- **EXERCISE**:
Every line with the word "West" in it should be extracted from the data that follows.
***
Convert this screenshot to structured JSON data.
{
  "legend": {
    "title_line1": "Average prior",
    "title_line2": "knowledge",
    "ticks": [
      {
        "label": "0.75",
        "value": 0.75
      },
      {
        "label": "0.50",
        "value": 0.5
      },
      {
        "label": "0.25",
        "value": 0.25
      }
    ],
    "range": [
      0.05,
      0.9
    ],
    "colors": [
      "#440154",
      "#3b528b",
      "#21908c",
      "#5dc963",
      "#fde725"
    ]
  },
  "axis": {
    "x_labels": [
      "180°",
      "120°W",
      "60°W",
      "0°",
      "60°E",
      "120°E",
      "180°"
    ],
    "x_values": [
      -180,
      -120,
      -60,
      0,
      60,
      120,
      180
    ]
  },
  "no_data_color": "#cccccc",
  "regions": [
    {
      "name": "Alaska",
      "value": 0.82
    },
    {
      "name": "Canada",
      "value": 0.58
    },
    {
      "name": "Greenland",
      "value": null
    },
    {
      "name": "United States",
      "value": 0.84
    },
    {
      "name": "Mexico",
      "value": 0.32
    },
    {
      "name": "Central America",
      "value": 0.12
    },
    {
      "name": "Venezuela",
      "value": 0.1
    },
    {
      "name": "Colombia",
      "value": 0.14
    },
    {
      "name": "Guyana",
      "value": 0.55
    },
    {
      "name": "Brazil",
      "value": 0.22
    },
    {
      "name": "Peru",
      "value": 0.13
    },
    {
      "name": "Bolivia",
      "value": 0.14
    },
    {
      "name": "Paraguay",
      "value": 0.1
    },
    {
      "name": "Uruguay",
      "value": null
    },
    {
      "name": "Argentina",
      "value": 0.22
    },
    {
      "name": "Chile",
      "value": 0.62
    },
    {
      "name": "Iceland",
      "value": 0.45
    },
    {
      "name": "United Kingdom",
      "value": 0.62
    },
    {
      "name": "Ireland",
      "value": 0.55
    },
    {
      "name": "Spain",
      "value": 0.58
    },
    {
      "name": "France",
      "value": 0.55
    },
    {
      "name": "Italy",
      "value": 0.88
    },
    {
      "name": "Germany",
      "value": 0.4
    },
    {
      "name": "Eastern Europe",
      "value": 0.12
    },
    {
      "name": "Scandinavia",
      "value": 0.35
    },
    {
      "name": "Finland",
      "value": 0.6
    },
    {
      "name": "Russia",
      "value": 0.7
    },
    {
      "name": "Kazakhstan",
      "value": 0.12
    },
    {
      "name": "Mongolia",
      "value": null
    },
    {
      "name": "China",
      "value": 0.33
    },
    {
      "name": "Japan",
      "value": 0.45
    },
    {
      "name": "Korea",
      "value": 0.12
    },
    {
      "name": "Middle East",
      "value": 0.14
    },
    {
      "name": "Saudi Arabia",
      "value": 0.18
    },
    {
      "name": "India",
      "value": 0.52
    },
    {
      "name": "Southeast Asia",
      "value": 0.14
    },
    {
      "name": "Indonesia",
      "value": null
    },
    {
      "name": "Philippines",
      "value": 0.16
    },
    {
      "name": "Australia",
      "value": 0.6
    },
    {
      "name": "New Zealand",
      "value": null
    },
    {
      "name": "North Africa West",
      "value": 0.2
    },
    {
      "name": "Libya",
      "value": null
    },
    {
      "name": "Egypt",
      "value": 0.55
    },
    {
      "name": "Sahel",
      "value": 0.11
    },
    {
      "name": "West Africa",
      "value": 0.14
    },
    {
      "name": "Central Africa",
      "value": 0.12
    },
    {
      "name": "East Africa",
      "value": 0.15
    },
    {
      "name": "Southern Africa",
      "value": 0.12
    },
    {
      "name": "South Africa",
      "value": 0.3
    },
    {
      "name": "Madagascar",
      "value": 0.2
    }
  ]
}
***
- **TASK RESPONSE**:
      "name": "North Africa West",
      "name": "West Africa",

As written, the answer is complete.